Data entries:
_ _ _ _ _ _ _

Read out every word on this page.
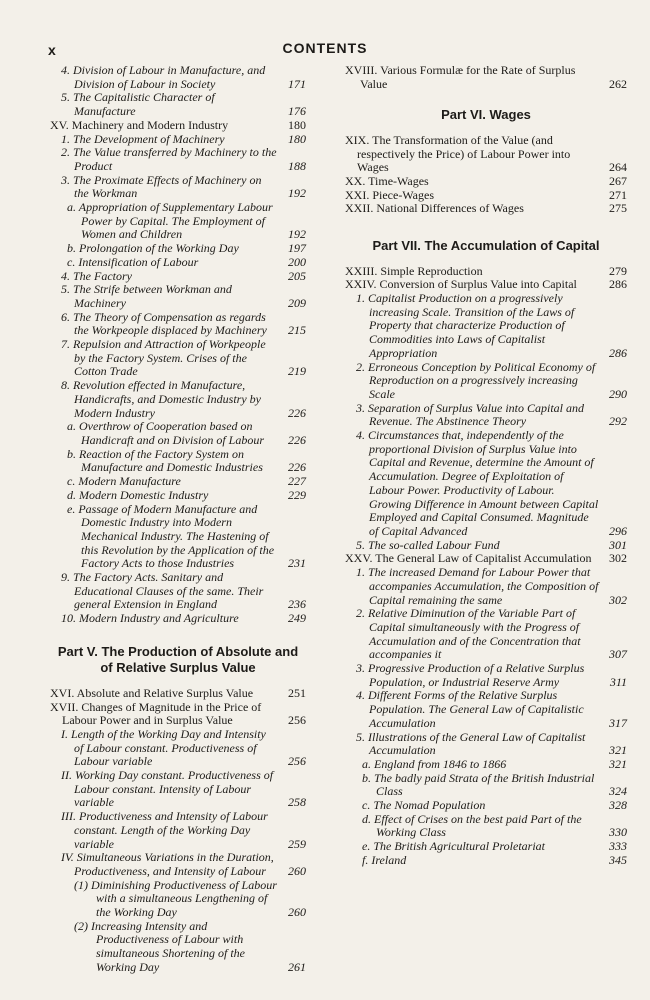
x	CONTENTS
4. Division of Labour in Manufacture, and Division of Labour in Society	171
5. The Capitalistic Character of Manufacture	176
XV. Machinery and Modern Industry	180
1. The Development of Machinery	180
2. The Value transferred by Machinery to the Product	188
3. The Proximate Effects of Machinery on the Workman	192
a. Appropriation of Supplementary Labour Power by Capital. The Employment of Women and Children	192
b. Prolongation of the Working Day	197
c. Intensification of Labour	200
4. The Factory	205
5. The Strife between Workman and Machinery	209
6. The Theory of Compensation as regards the Workpeople displaced by Machinery	215
7. Repulsion and Attraction of Workpeople by the Factory System. Crises of the Cotton Trade	219
8. Revolution effected in Manufacture, Handicrafts, and Domestic Industry by Modern Industry	226
a. Overthrow of Cooperation based on Handicraft and on Division of Labour	226
b. Reaction of the Factory System on Manufacture and Domestic Industries	226
c. Modern Manufacture	227
d. Modern Domestic Industry	229
e. Passage of Modern Manufacture and Domestic Industry into Modern Mechanical Industry. The Hastening of this Revolution by the Application of the Factory Acts to those Industries	231
9. The Factory Acts. Sanitary and Educational Clauses of the same. Their general Extension in England	236
10. Modern Industry and Agriculture	249
Part V. The Production of Absolute and of Relative Surplus Value
XVI. Absolute and Relative Surplus Value	251
XVII. Changes of Magnitude in the Price of Labour Power and in Surplus Value	256
I. Length of the Working Day and Intensity of Labour constant. Productiveness of Labour variable	256
II. Working Day constant. Productiveness of Labour constant. Intensity of Labour variable	258
III. Productiveness and Intensity of Labour constant. Length of the Working Day variable	259
IV. Simultaneous Variations in the Duration, Productiveness, and Intensity of Labour	260
(1) Diminishing Productiveness of Labour with a simultaneous Lengthening of the Working Day	260
(2) Increasing Intensity and Productiveness of Labour with simultaneous Shortening of the Working Day	261
XVIII. Various Formulæ for the Rate of Surplus Value	262
Part VI. Wages
XIX. The Transformation of the Value (and respectively the Price) of Labour Power into Wages	264
XX. Time-Wages	267
XXI. Piece-Wages	271
XXII. National Differences of Wages	275
Part VII. The Accumulation of Capital
XXIII. Simple Reproduction	279
XXIV. Conversion of Surplus Value into Capital	286
1. Capitalist Production on a progressively increasing Scale. Transition of the Laws of Property that characterize Production of Commodities into Laws of Capitalist Appropriation	286
2. Erroneous Conception by Political Economy of Reproduction on a progressively increasing Scale	290
3. Separation of Surplus Value into Capital and Revenue. The Abstinence Theory	292
4. Circumstances that, independently of the proportional Division of Surplus Value into Capital and Revenue, determine the Amount of Accumulation. Degree of Exploitation of Labour Power. Productivity of Labour. Growing Difference in Amount between Capital Employed and Capital Consumed. Magnitude of Capital Advanced	296
5. The so-called Labour Fund	301
XXV. The General Law of Capitalist Accumulation	302
1. The increased Demand for Labour Power that accompanies Accumulation, the Composition of Capital remaining the same	302
2. Relative Diminution of the Variable Part of Capital simultaneously with the Progress of Accumulation and of the Concentration that accompanies it	307
3. Progressive Production of a Relative Surplus Population, or Industrial Reserve Army	311
4. Different Forms of the Relative Surplus Population. The General Law of Capitalistic Accumulation	317
5. Illustrations of the General Law of Capitalist Accumulation	321
a. England from 1846 to 1866	321
b. The badly paid Strata of the British Industrial Class	324
c. The Nomad Population	328
d. Effect of Crises on the best paid Part of the Working Class	330
e. The British Agricultural Proletariat	333
f. Ireland	345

_ _ _ _ _ _ _

§ **Short problem**
Every entry above needs to be retyped exactly; drop the pictures.

§ **Solution to this problem**
Read out every word on this page.
x	CONTENTS
4. Division of Labour in Manufacture, and Division of Labour in Society	171
5. The Capitalistic Character of Manufacture	176
XV. Machinery and Modern Industry	180
1. The Development of Machinery	180
2. The Value transferred by Machinery to the Product	188
3. The Proximate Effects of Machinery on the Workman	192
a. Appropriation of Supplementary Labour Power by Capital. The Employment of Women and Children	192
b. Prolongation of the Working Day	197
c. Intensification of Labour	200
4. The Factory	205
5. The Strife between Workman and Machinery	209
6. The Theory of Compensation as regards the Workpeople displaced by Machinery	215
7. Repulsion and Attraction of Workpeople by the Factory System. Crises of the Cotton Trade	219
8. Revolution effected in Manufacture, Handicrafts, and Domestic Industry by Modern Industry	226
a. Overthrow of Cooperation based on Handicraft and on Division of Labour	226
b. Reaction of the Factory System on Manufacture and Domestic Industries	226
c. Modern Manufacture	227
d. Modern Domestic Industry	229
e. Passage of Modern Manufacture and Domestic Industry into Modern Mechanical Industry. The Hastening of this Revolution by the Application of the Factory Acts to those Industries	231
9. The Factory Acts. Sanitary and Educational Clauses of the same. Their general Extension in England	236
10. Modern Industry and Agriculture	249
Part V. The Production of Absolute and of Relative Surplus Value
XVI. Absolute and Relative Surplus Value	251
XVII. Changes of Magnitude in the Price of Labour Power and in Surplus Value	256
I. Length of the Working Day and Intensity of Labour constant. Productiveness of Labour variable	256
II. Working Day constant. Productiveness of Labour constant. Intensity of Labour variable	258
III. Productiveness and Intensity of Labour constant. Length of the Working Day variable	259
IV. Simultaneous Variations in the Duration, Productiveness, and Intensity of Labour	260
(1) Diminishing Productiveness of Labour with a simultaneous Lengthening of the Working Day	260
(2) Increasing Intensity and Productiveness of Labour with simultaneous Shortening of the Working Day	261
XVIII. Various Formulæ for the Rate of Surplus Value	262
Part VI. Wages
XIX. The Transformation of the Value (and respectively the Price) of Labour Power into Wages	264
XX. Time-Wages	267
XXI. Piece-Wages	271
XXII. National Differences of Wages	275
Part VII. The Accumulation of Capital
XXIII. Simple Reproduction	279
XXIV. Conversion of Surplus Value into Capital	286
1. Capitalist Production on a progressively increasing Scale. Transition of the Laws of Property that characterize Production of Commodities into Laws of Capitalist Appropriation	286
2. Erroneous Conception by Political Economy of Reproduction on a progressively increasing Scale	290
3. Separation of Surplus Value into Capital and Revenue. The Abstinence Theory	292
4. Circumstances that, independently of the proportional Division of Surplus Value into Capital and Revenue, determine the Amount of Accumulation. Degree of Exploitation of Labour Power. Productivity of Labour. Growing Difference in Amount between Capital Employed and Capital Consumed. Magnitude of Capital Advanced	296
5. The so-called Labour Fund	301
XXV. The General Law of Capitalist Accumulation	302
1. The increased Demand for Labour Power that accompanies Accumulation, the Composition of Capital remaining the same	302
2. Relative Diminution of the Variable Part of Capital simultaneously with the Progress of Accumulation and of the Concentration that accompanies it	307
3. Progressive Production of a Relative Surplus Population, or Industrial Reserve Army	311
4. Different Forms of the Relative Surplus Population. The General Law of Capitalistic Accumulation	317
5. Illustrations of the General Law of Capitalist Accumulation	321
a. England from 1846 to 1866	321
b. The badly paid Strata of the British Industrial Class	324
c. The Nomad Population	328
d. Effect of Crises on the best paid Part of the Working Class	330
e. The British Agricultural Proletariat	333
f. Ireland	345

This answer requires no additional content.